TASK TO COMPLETE »
Lines holding the string "name" are the ones to copy; find them all in the data.

Items listed in a dataset:
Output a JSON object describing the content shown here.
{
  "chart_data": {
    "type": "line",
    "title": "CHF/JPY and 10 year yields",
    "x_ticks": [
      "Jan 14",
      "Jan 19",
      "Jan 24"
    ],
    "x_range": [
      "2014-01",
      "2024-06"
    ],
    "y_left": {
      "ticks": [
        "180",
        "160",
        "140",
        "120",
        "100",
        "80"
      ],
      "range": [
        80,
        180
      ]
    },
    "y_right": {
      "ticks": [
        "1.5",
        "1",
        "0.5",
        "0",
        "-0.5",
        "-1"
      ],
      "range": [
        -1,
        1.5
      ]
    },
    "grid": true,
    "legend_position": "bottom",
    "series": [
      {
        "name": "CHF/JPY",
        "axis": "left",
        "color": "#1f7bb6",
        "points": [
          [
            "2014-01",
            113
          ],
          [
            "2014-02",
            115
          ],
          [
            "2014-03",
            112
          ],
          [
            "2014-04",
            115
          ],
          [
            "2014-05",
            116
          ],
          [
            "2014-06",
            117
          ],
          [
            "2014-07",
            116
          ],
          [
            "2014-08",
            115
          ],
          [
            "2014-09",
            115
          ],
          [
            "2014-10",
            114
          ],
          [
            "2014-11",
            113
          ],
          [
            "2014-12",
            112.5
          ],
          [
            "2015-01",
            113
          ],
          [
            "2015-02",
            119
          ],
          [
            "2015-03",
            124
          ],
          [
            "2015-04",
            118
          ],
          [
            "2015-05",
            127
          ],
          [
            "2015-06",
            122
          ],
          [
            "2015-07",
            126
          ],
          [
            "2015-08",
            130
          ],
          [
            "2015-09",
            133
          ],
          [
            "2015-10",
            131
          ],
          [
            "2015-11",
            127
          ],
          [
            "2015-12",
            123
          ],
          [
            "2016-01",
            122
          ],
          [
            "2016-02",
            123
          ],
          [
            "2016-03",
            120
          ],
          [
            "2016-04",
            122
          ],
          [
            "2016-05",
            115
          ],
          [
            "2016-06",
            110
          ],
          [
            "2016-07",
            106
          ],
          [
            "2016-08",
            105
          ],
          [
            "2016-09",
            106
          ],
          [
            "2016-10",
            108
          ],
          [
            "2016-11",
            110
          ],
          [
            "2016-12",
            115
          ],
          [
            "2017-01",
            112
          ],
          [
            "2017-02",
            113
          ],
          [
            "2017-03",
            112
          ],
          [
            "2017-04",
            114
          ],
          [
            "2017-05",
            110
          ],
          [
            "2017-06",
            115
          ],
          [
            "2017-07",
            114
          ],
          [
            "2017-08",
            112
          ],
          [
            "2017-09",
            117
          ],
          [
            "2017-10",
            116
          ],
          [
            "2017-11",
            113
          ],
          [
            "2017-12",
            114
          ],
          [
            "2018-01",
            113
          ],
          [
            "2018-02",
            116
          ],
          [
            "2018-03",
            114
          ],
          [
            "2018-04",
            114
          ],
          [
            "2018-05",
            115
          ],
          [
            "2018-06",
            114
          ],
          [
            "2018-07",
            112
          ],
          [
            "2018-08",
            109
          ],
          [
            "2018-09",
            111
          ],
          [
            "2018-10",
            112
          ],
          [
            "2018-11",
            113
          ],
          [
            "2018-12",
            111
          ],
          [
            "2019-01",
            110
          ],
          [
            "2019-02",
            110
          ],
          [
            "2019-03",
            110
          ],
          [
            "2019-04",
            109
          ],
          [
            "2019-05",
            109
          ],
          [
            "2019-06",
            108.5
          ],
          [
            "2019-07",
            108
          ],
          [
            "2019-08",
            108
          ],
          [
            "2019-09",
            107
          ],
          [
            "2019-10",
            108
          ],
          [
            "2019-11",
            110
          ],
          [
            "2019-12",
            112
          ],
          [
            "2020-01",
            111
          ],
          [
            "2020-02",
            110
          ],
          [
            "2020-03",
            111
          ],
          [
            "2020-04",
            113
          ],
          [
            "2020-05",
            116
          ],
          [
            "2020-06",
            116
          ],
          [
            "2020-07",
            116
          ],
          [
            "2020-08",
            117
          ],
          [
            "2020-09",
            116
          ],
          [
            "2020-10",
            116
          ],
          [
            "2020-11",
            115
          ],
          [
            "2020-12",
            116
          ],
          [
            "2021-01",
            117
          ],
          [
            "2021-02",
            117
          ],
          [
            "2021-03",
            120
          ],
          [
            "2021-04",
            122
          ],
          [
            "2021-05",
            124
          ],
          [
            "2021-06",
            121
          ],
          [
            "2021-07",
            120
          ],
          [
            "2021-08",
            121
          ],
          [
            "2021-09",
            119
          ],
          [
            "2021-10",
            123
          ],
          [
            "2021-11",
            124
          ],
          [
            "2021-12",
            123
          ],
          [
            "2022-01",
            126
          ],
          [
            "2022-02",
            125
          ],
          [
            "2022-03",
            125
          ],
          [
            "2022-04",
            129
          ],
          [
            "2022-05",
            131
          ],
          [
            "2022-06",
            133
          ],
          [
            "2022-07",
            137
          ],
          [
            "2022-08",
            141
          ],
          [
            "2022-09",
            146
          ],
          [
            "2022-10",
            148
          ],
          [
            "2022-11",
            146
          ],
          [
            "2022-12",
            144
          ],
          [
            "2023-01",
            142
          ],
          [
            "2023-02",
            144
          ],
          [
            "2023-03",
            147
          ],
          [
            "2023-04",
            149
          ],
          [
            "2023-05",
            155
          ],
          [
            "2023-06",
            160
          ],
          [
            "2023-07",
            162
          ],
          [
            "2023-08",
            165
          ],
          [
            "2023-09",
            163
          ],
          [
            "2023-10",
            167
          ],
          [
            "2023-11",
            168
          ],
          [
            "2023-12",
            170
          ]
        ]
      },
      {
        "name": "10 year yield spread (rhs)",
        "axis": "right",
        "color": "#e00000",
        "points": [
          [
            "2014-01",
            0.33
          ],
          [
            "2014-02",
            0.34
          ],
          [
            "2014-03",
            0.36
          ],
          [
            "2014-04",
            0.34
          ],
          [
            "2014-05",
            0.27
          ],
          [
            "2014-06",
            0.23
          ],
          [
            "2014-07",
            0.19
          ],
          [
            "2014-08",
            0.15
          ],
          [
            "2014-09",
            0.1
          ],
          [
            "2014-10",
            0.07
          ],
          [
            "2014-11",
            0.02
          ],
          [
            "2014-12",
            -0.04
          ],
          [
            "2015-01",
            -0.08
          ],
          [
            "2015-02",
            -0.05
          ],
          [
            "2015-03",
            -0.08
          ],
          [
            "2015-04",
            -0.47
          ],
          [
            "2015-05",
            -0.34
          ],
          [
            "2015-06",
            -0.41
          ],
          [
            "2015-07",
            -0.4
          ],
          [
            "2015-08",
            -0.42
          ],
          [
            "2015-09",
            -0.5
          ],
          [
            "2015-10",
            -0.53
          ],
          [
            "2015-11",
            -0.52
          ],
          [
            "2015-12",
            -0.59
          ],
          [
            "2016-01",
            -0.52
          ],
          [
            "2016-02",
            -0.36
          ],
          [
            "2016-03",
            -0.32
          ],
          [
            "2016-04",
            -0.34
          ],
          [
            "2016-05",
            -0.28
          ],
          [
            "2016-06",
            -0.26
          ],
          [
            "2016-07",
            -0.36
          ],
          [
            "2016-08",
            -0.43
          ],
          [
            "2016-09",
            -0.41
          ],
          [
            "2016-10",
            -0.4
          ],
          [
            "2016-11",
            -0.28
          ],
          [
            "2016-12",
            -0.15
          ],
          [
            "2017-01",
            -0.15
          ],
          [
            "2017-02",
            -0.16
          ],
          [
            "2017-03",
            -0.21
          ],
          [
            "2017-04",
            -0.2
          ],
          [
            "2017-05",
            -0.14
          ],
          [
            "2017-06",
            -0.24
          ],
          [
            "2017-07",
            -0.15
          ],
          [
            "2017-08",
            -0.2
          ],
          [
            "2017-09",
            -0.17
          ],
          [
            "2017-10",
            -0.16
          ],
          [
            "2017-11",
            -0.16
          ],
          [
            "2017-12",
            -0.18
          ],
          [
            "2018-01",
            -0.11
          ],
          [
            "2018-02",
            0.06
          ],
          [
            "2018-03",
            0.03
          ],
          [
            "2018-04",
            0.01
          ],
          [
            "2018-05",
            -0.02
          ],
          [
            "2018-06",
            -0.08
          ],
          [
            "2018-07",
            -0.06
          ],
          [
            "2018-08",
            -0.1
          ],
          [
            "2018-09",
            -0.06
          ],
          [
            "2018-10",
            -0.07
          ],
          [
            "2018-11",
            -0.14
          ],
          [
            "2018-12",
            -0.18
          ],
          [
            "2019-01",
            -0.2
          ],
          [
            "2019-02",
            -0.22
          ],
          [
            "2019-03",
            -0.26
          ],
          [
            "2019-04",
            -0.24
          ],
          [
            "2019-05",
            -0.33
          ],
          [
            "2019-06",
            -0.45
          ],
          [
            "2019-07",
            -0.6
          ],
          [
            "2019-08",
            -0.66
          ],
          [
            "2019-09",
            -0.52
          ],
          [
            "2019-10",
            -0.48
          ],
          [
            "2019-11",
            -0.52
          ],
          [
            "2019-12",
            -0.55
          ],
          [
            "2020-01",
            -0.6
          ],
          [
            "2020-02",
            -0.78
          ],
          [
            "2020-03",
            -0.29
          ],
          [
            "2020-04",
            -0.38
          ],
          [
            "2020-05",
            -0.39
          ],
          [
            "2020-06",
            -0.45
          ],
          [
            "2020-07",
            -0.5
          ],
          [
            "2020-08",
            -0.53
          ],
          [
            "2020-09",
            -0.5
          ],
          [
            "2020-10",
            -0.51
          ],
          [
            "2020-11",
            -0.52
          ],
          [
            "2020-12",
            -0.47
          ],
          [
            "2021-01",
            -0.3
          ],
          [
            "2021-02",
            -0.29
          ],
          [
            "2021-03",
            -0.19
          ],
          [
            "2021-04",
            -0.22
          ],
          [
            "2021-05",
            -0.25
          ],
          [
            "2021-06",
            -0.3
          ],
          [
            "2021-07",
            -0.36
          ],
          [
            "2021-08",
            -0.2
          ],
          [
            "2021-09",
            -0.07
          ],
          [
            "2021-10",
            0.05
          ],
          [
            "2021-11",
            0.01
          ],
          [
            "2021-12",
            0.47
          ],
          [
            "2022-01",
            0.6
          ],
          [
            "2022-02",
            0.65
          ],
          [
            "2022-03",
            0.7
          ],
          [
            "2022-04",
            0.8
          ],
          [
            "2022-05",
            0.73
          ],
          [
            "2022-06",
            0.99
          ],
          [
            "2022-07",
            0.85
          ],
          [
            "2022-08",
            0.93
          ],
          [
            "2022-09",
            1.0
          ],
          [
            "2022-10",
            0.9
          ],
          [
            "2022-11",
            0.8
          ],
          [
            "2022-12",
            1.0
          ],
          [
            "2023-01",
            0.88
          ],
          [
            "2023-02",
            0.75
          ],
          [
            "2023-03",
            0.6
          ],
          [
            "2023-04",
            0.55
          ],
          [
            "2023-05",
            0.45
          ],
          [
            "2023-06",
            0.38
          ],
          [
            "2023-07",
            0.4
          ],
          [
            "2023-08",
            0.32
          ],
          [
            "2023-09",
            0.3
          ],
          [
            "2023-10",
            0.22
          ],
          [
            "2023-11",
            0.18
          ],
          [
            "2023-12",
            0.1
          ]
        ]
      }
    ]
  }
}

ANSWER TO THE TASK »
        "name": "CHF/JPY",
        "name": "10 year yield spread (rhs)",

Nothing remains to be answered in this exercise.